INSTRUCTIONS TO FOLLOW:
Write out the whole listing word for word.

DATASET EXCERPTS:
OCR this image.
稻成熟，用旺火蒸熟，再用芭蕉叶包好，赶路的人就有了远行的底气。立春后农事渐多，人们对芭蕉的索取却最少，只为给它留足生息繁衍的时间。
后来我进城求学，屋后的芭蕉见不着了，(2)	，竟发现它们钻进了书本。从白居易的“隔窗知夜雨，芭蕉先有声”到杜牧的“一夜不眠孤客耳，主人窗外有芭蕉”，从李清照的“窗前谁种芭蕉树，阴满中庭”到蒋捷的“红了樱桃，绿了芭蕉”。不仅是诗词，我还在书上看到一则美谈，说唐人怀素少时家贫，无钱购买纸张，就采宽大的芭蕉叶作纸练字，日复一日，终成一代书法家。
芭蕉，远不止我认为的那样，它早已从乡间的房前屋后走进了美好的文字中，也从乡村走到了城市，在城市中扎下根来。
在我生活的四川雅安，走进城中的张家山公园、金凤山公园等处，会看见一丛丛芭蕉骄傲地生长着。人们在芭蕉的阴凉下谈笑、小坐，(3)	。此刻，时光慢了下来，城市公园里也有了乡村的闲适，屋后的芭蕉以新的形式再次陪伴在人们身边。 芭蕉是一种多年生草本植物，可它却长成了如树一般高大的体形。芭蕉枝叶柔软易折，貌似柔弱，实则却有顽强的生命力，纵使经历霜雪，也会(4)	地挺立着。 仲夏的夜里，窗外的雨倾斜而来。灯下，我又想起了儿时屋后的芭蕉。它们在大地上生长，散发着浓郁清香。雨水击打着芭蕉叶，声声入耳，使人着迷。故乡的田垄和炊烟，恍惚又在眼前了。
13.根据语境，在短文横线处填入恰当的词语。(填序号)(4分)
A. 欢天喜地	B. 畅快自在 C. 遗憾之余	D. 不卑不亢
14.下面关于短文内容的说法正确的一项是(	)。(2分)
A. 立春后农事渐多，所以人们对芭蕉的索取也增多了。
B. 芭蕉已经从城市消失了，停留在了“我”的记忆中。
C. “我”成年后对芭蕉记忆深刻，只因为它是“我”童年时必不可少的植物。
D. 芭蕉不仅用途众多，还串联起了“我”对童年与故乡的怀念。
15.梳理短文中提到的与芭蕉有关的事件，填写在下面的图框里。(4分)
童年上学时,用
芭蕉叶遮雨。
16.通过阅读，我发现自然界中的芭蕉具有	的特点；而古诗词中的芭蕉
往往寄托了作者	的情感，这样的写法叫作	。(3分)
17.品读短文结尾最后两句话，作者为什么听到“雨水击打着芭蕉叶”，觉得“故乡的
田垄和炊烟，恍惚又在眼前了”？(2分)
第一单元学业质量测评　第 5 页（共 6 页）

SOLUTION BELOW:
OCR this image.
稻成熟，用旺火蒸熟，再用芭蕉叶包好，赶路的人就有了远行的底气。立春后农事渐多，人们对芭蕉的索取却最少，只为给它留足生息繁衍的时间。
后来我进城求学，屋后的芭蕉见不着了，(2)	，竟发现它们钻进了书本。从白居易的“隔窗知夜雨，芭蕉先有声”到杜牧的“一夜不眠孤客耳，主人窗外有芭蕉”，从李清照的“窗前谁种芭蕉树，阴满中庭”到蒋捷的“红了樱桃，绿了芭蕉”。不仅是诗词，我还在书上看到一则美谈，说唐人怀素少时家贫，无钱购买纸张，就采宽大的芭蕉叶作纸练字，日复一日，终成一代书法家。
芭蕉，远不止我认为的那样，它早已从乡间的房前屋后走进了美好的文字中，也从乡村走到了城市，在城市中扎下根来。
在我生活的四川雅安，走进城中的张家山公园、金凤山公园等处，会看见一丛丛芭蕉骄傲地生长着。人们在芭蕉的阴凉下谈笑、小坐，(3)	。此刻，时光慢了下来，城市公园里也有了乡村的闲适，屋后的芭蕉以新的形式再次陪伴在人们身边。 芭蕉是一种多年生草本植物，可它却长成了如树一般高大的体形。芭蕉枝叶柔软易折，貌似柔弱，实则却有顽强的生命力，纵使经历霜雪，也会(4)	地挺立着。 仲夏的夜里，窗外的雨倾斜而来。灯下，我又想起了儿时屋后的芭蕉。它们在大地上生长，散发着浓郁清香。雨水击打着芭蕉叶，声声入耳，使人着迷。故乡的田垄和炊烟，恍惚又在眼前了。
13.根据语境，在短文横线处填入恰当的词语。(填序号)(4分)
A. 欢天喜地	B. 畅快自在 C. 遗憾之余	D. 不卑不亢
14.下面关于短文内容的说法正确的一项是(	)。(2分)
A. 立春后农事渐多，所以人们对芭蕉的索取也增多了。
B. 芭蕉已经从城市消失了，停留在了“我”的记忆中。
C. “我”成年后对芭蕉记忆深刻，只因为它是“我”童年时必不可少的植物。
D. 芭蕉不仅用途众多，还串联起了“我”对童年与故乡的怀念。
15.梳理短文中提到的与芭蕉有关的事件，填写在下面的图框里。(4分)
童年上学时,用
芭蕉叶遮雨。
16.通过阅读，我发现自然界中的芭蕉具有	的特点；而古诗词中的芭蕉
往往寄托了作者	的情感，这样的写法叫作	。(3分)
17.品读短文结尾最后两句话，作者为什么听到“雨水击打着芭蕉叶”，觉得“故乡的
田垄和炊烟，恍惚又在眼前了”？(2分)
第一单元学业质量测评　第 5 页（共 6 页）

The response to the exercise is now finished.